Dataset items:
□ □ □ □ □ □ □

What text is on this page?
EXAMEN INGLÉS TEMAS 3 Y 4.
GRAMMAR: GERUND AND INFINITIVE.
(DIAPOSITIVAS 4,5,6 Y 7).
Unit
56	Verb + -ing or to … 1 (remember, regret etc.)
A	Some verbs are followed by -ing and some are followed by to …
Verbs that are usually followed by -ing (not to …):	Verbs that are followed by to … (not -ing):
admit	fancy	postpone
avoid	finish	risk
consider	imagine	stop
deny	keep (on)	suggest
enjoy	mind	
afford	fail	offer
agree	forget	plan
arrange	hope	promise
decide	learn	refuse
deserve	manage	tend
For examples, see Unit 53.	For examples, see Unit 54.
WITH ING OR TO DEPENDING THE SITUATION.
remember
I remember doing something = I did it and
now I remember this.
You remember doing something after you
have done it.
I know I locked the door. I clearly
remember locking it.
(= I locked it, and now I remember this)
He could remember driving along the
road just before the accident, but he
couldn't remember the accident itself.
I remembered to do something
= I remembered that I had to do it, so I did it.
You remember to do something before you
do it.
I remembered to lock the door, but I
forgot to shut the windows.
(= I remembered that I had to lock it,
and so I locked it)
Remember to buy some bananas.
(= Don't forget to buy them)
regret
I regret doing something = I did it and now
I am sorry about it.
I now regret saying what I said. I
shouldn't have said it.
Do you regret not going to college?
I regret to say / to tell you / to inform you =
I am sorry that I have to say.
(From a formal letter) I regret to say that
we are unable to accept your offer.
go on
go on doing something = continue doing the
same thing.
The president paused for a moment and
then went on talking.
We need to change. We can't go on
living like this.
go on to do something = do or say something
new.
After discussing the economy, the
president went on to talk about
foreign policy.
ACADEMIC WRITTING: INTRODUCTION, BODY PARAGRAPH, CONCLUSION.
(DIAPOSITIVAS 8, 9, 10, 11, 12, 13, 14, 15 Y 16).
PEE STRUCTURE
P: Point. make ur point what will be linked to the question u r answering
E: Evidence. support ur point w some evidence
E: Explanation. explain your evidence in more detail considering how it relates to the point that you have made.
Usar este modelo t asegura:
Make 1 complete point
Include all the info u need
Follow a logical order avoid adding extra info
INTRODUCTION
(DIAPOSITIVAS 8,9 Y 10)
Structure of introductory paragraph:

□ □ □ □ □ □ □

▶ _WORK INSTRUCTIONS_: Each entry above is to be printed again exactly.

▶ _SOLUTION TO THIS TASK_:
What text is on this page?
EXAMEN INGLÉS TEMAS 3 Y 4.
GRAMMAR: GERUND AND INFINITIVE.
(DIAPOSITIVAS 4,5,6 Y 7).
Unit
56	Verb + -ing or to … 1 (remember, regret etc.)
A	Some verbs are followed by -ing and some are followed by to …
Verbs that are usually followed by -ing (not to …):	Verbs that are followed by to … (not -ing):
admit	fancy	postpone
avoid	finish	risk
consider	imagine	stop
deny	keep (on)	suggest
enjoy	mind	
afford	fail	offer
agree	forget	plan
arrange	hope	promise
decide	learn	refuse
deserve	manage	tend
For examples, see Unit 53.	For examples, see Unit 54.
WITH ING OR TO DEPENDING THE SITUATION.
remember
I remember doing something = I did it and
now I remember this.
You remember doing something after you
have done it.
I know I locked the door. I clearly
remember locking it.
(= I locked it, and now I remember this)
He could remember driving along the
road just before the accident, but he
couldn't remember the accident itself.
I remembered to do something
= I remembered that I had to do it, so I did it.
You remember to do something before you
do it.
I remembered to lock the door, but I
forgot to shut the windows.
(= I remembered that I had to lock it,
and so I locked it)
Remember to buy some bananas.
(= Don't forget to buy them)
regret
I regret doing something = I did it and now
I am sorry about it.
I now regret saying what I said. I
shouldn't have said it.
Do you regret not going to college?
I regret to say / to tell you / to inform you =
I am sorry that I have to say.
(From a formal letter) I regret to say that
we are unable to accept your offer.
go on
go on doing something = continue doing the
same thing.
The president paused for a moment and
then went on talking.
We need to change. We can't go on
living like this.
go on to do something = do or say something
new.
After discussing the economy, the
president went on to talk about
foreign policy.
ACADEMIC WRITTING: INTRODUCTION, BODY PARAGRAPH, CONCLUSION.
(DIAPOSITIVAS 8, 9, 10, 11, 12, 13, 14, 15 Y 16).
PEE STRUCTURE
P: Point. make ur point what will be linked to the question u r answering
E: Evidence. support ur point w some evidence
E: Explanation. explain your evidence in more detail considering how it relates to the point that you have made.
Usar este modelo t asegura:
Make 1 complete point
Include all the info u need
Follow a logical order avoid adding extra info
INTRODUCTION
(DIAPOSITIVAS 8,9 Y 10)
Structure of introductory paragraph:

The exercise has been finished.